Reproduce every line of the records below word for word, leaving out the pictures.

>> start Data lines

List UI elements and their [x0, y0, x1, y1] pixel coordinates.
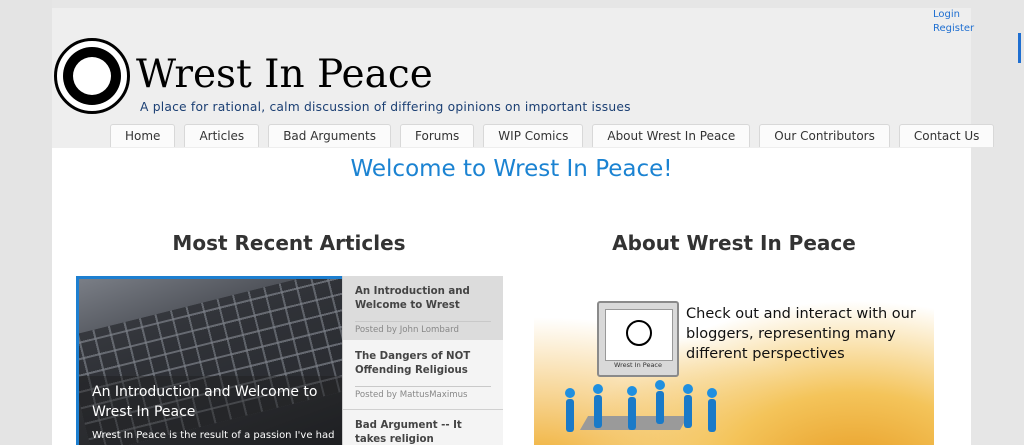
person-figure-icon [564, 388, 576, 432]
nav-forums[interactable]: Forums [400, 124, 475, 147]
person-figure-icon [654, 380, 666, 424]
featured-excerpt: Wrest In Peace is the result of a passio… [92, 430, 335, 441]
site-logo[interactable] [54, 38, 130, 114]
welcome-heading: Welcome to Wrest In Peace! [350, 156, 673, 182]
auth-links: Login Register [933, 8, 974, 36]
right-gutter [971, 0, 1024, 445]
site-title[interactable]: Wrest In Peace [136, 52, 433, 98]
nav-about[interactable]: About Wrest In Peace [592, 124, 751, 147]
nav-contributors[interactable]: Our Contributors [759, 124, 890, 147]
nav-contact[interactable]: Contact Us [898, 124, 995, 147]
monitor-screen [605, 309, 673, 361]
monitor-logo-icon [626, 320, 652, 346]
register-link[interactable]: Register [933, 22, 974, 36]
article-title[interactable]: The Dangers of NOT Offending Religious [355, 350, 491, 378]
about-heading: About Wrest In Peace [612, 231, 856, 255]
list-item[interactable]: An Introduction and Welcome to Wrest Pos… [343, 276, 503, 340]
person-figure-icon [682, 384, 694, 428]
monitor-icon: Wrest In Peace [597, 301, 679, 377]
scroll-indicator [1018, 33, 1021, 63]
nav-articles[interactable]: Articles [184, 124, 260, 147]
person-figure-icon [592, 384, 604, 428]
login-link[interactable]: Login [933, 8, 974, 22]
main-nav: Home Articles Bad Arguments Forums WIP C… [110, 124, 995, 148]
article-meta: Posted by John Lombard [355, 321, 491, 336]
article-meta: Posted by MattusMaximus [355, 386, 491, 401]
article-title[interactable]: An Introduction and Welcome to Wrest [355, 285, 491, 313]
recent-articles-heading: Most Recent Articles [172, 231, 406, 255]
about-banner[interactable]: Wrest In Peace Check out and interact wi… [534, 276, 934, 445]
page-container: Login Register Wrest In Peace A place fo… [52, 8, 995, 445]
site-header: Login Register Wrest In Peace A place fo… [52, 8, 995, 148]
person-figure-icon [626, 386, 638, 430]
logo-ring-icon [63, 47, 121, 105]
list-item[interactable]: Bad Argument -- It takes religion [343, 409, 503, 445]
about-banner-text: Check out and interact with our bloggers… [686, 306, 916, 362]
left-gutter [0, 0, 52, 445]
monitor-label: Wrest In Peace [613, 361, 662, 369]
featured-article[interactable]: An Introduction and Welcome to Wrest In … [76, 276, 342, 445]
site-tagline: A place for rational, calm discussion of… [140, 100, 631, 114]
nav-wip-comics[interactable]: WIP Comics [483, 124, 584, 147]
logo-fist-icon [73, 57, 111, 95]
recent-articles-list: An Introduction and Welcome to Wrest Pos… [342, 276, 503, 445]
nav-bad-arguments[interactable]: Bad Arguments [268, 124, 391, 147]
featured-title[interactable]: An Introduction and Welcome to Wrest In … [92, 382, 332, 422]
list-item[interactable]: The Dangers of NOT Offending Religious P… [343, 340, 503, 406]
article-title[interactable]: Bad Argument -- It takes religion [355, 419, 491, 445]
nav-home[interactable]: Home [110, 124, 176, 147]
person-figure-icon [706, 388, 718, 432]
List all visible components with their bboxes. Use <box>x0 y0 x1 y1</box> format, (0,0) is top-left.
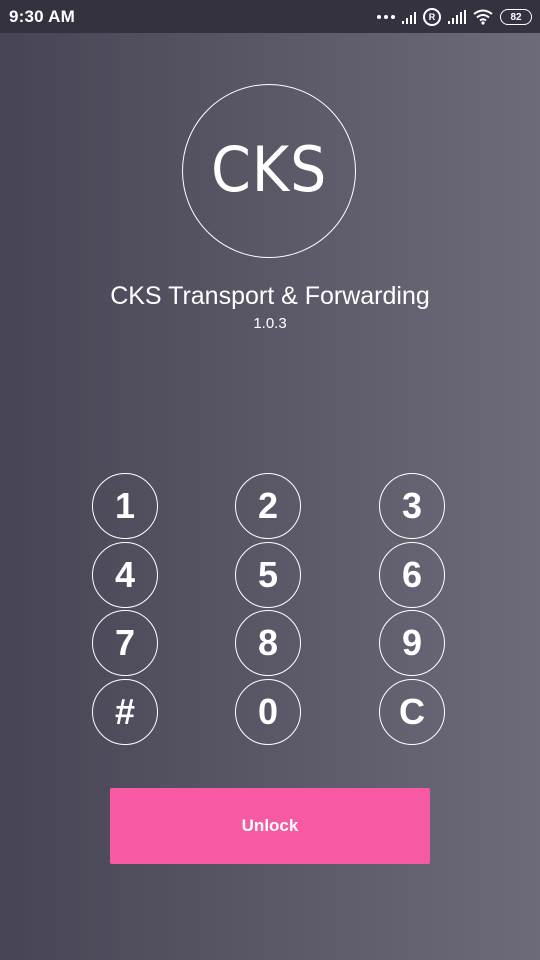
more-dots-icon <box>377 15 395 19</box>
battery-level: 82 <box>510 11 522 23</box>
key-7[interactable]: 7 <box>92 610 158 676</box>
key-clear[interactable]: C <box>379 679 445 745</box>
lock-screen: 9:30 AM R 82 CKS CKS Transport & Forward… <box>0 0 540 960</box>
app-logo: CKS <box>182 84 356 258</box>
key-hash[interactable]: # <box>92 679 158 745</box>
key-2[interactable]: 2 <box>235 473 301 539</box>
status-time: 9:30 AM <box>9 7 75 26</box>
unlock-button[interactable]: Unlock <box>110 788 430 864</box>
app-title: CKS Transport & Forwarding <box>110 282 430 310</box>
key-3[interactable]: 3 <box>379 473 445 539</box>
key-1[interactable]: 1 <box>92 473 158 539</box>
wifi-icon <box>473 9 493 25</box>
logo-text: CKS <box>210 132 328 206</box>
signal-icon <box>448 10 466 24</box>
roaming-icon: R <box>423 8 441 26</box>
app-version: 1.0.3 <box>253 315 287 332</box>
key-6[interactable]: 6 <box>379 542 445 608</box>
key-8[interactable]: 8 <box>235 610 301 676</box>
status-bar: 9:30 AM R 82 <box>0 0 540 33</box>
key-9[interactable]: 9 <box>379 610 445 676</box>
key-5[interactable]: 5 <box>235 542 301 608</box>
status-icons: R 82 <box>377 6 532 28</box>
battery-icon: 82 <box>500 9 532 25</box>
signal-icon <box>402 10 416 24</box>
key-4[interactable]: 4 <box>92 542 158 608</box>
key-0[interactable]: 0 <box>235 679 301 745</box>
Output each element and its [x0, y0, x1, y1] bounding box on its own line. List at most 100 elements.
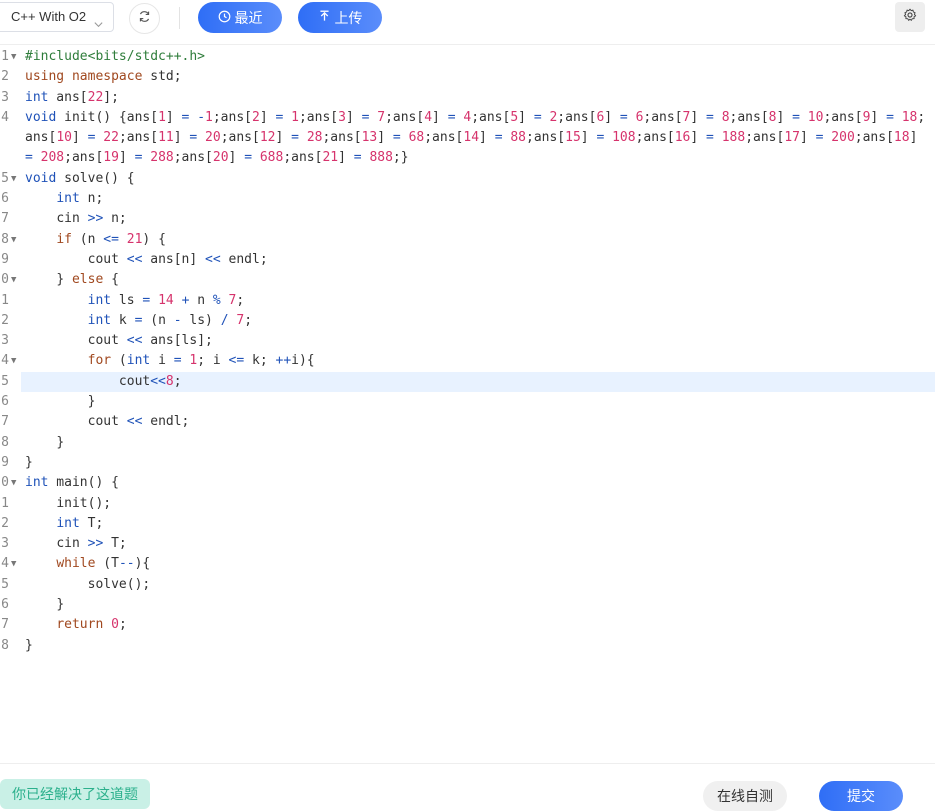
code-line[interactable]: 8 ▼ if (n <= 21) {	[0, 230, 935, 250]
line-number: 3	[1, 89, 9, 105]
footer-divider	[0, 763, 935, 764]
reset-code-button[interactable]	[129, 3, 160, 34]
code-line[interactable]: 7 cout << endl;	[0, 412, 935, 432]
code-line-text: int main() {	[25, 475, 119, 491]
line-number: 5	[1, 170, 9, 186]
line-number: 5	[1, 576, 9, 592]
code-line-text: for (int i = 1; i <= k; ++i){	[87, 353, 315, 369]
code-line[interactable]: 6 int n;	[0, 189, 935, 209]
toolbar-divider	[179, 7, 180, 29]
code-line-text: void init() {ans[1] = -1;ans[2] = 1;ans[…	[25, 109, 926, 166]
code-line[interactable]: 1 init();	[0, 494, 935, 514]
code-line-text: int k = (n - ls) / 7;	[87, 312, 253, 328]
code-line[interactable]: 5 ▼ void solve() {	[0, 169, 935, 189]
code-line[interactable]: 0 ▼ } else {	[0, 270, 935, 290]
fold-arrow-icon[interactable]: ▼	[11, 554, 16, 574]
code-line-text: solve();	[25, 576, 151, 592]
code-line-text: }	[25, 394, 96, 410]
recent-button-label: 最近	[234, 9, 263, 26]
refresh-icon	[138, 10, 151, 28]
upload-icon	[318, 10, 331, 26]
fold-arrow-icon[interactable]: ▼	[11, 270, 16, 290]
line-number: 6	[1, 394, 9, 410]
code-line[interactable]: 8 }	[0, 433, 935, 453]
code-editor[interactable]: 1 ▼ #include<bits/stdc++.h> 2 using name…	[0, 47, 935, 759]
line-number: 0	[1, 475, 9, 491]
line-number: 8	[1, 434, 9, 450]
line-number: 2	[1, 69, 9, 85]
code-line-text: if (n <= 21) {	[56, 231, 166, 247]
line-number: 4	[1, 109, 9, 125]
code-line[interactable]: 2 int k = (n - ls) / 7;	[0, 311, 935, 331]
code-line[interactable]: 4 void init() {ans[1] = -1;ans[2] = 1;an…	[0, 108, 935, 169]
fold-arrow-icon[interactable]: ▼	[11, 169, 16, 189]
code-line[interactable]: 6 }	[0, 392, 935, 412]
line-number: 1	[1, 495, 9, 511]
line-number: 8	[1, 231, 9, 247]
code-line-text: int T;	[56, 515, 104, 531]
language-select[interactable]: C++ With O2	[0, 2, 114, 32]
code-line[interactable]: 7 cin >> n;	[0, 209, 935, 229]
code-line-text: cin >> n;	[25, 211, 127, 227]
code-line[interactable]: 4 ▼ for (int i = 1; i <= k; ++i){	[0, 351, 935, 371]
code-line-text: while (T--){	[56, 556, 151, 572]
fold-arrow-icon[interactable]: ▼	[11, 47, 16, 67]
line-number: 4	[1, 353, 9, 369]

>> end Data lines

--- The result ---
List UI elements and their [x0, y0, x1, y1] pixel coordinates.
person-figure-icon [564, 388, 576, 432]
nav-forums[interactable]: Forums [400, 124, 475, 147]
person-figure-icon [654, 380, 666, 424]
featured-excerpt: Wrest In Peace is the result of a passio… [92, 430, 335, 441]
site-logo[interactable] [54, 38, 130, 114]
welcome-heading: Welcome to Wrest In Peace! [350, 156, 673, 182]
auth-links: Login Register [933, 8, 974, 36]
right-gutter [971, 0, 1024, 445]
site-title[interactable]: Wrest In Peace [136, 52, 433, 98]
nav-about[interactable]: About Wrest In Peace [592, 124, 751, 147]
nav-contributors[interactable]: Our Contributors [759, 124, 890, 147]
nav-contact[interactable]: Contact Us [898, 124, 995, 147]
monitor-screen [605, 309, 673, 361]
monitor-logo-icon [626, 320, 652, 346]
register-link[interactable]: Register [933, 22, 974, 36]
article-title[interactable]: The Dangers of NOT Offending Religious [355, 350, 491, 378]
about-heading: About Wrest In Peace [612, 231, 856, 255]
list-item[interactable]: An Introduction and Welcome to Wrest Pos… [343, 276, 503, 340]
person-figure-icon [682, 384, 694, 428]
monitor-icon: Wrest In Peace [597, 301, 679, 377]
scroll-indicator [1018, 33, 1021, 63]
nav-articles[interactable]: Articles [184, 124, 260, 147]
person-figure-icon [592, 384, 604, 428]
login-link[interactable]: Login [933, 8, 974, 22]
main-nav: Home Articles Bad Arguments Forums WIP C… [110, 124, 995, 148]
article-meta: Posted by John Lombard [355, 321, 491, 336]
article-meta: Posted by MattusMaximus [355, 386, 491, 401]
article-title[interactable]: An Introduction and Welcome to Wrest [355, 285, 491, 313]
recent-articles-heading: Most Recent Articles [172, 231, 406, 255]
about-banner[interactable]: Wrest In Peace Check out and interact wi… [534, 276, 934, 445]
page-container: Login Register Wrest In Peace A place fo… [52, 8, 995, 445]
site-header: Login Register Wrest In Peace A place fo… [52, 8, 995, 148]
person-figure-icon [626, 386, 638, 430]
logo-ring-icon [63, 47, 121, 105]
list-item[interactable]: Bad Argument -- It takes religion [343, 409, 503, 445]
about-banner-text: Check out and interact with our bloggers… [686, 306, 916, 362]
left-gutter [0, 0, 52, 445]
monitor-label: Wrest In Peace [613, 361, 662, 369]
featured-article[interactable]: An Introduction and Welcome to Wrest In … [76, 276, 342, 445]
site-tagline: A place for rational, calm discussion of… [140, 100, 631, 114]
nav-wip-comics[interactable]: WIP Comics [483, 124, 584, 147]
logo-fist-icon [73, 57, 111, 95]
recent-articles-list: An Introduction and Welcome to Wrest Pos… [342, 276, 503, 445]
nav-bad-arguments[interactable]: Bad Arguments [268, 124, 391, 147]
featured-title[interactable]: An Introduction and Welcome to Wrest In … [92, 382, 332, 422]
list-item[interactable]: The Dangers of NOT Offending Religious P… [343, 340, 503, 406]
article-title[interactable]: Bad Argument -- It takes religion [355, 419, 491, 445]
nav-home[interactable]: Home [110, 124, 176, 147]
person-figure-icon [706, 388, 718, 432]
List all visible components with their bboxes. Use <box>x0 y0 x1 y1</box> format, (0,0) is top-left.
more-dots-icon <box>377 15 395 19</box>
battery-level: 82 <box>510 11 522 23</box>
key-7[interactable]: 7 <box>92 610 158 676</box>
key-clear[interactable]: C <box>379 679 445 745</box>
lock-screen: 9:30 AM R 82 CKS CKS Transport & Forward… <box>0 0 540 960</box>
app-logo: CKS <box>182 84 356 258</box>
key-hash[interactable]: # <box>92 679 158 745</box>
key-2[interactable]: 2 <box>235 473 301 539</box>
status-time: 9:30 AM <box>9 7 75 26</box>
unlock-button[interactable]: Unlock <box>110 788 430 864</box>
app-title: CKS Transport & Forwarding <box>110 282 430 310</box>
key-3[interactable]: 3 <box>379 473 445 539</box>
key-1[interactable]: 1 <box>92 473 158 539</box>
wifi-icon <box>473 9 493 25</box>
logo-text: CKS <box>210 132 328 206</box>
signal-icon <box>448 10 466 24</box>
roaming-icon: R <box>423 8 441 26</box>
app-version: 1.0.3 <box>253 315 287 332</box>
key-6[interactable]: 6 <box>379 542 445 608</box>
key-8[interactable]: 8 <box>235 610 301 676</box>
status-bar: 9:30 AM R 82 <box>0 0 540 33</box>
key-9[interactable]: 9 <box>379 610 445 676</box>
key-5[interactable]: 5 <box>235 542 301 608</box>
status-icons: R 82 <box>377 6 532 28</box>
battery-icon: 82 <box>500 9 532 25</box>
signal-icon <box>402 10 416 24</box>
key-4[interactable]: 4 <box>92 542 158 608</box>
key-0[interactable]: 0 <box>235 679 301 745</box>
Output each element and its [x0, y0, x1, y1] bounding box on its own line. List at most 100 elements.
code-line[interactable]: 8 ▼ if (n <= 21) {	[0, 230, 935, 250]
line-number: 3	[1, 89, 9, 105]
footer-divider	[0, 763, 935, 764]
reset-code-button[interactable]	[129, 3, 160, 34]
code-line[interactable]: 7 cout << endl;	[0, 412, 935, 432]
code-line-text: int main() {	[25, 475, 119, 491]
line-number: 5	[1, 170, 9, 186]
line-number: 5	[1, 576, 9, 592]
code-line-text: for (int i = 1; i <= k; ++i){	[87, 353, 315, 369]
code-line[interactable]: 6 int n;	[0, 189, 935, 209]
toolbar-divider	[179, 7, 180, 29]
code-line-text: void init() {ans[1] = -1;ans[2] = 1;ans[…	[25, 109, 926, 166]
code-line[interactable]: 1 init();	[0, 494, 935, 514]
code-line-text: int k = (n - ls) / 7;	[87, 312, 253, 328]
code-line[interactable]: 5 ▼ void solve() {	[0, 169, 935, 189]
code-line[interactable]: 0 ▼ } else {	[0, 270, 935, 290]
fold-arrow-icon[interactable]: ▼	[11, 554, 16, 574]
code-line-text: solve();	[25, 576, 151, 592]
code-line-text: }	[25, 394, 96, 410]
recent-button-label: 最近	[234, 9, 263, 26]
refresh-icon	[138, 10, 151, 28]
upload-icon	[318, 10, 331, 26]
fold-arrow-icon[interactable]: ▼	[11, 270, 16, 290]
line-number: 6	[1, 394, 9, 410]
code-line[interactable]: 8 }	[0, 433, 935, 453]
code-editor[interactable]: 1 ▼ #include<bits/stdc++.h> 2 using name…	[0, 47, 935, 759]
line-number: 0	[1, 475, 9, 491]
line-number: 8	[1, 434, 9, 450]
line-number: 2	[1, 69, 9, 85]
code-line-text: if (n <= 21) {	[56, 231, 166, 247]
line-number: 4	[1, 109, 9, 125]
code-line[interactable]: 2 int k = (n - ls) / 7;	[0, 311, 935, 331]
code-line[interactable]: 4 void init() {ans[1] = -1;ans[2] = 1;an…	[0, 108, 935, 169]
fold-arrow-icon[interactable]: ▼	[11, 169, 16, 189]
code-line[interactable]: 6 }	[0, 392, 935, 412]
line-number: 1	[1, 495, 9, 511]
line-number: 8	[1, 231, 9, 247]
code-line-text: int T;	[56, 515, 104, 531]
language-select[interactable]: C++ With O2	[0, 2, 114, 32]
code-line[interactable]: 7 cin >> n;	[0, 209, 935, 229]
code-line-text: cin >> n;	[25, 211, 127, 227]
code-line[interactable]: 4 ▼ for (int i = 1; i <= k; ++i){	[0, 351, 935, 371]
code-line-text: while (T--){	[56, 556, 151, 572]
fold-arrow-icon[interactable]: ▼	[11, 47, 16, 67]
line-number: 4	[1, 353, 9, 369]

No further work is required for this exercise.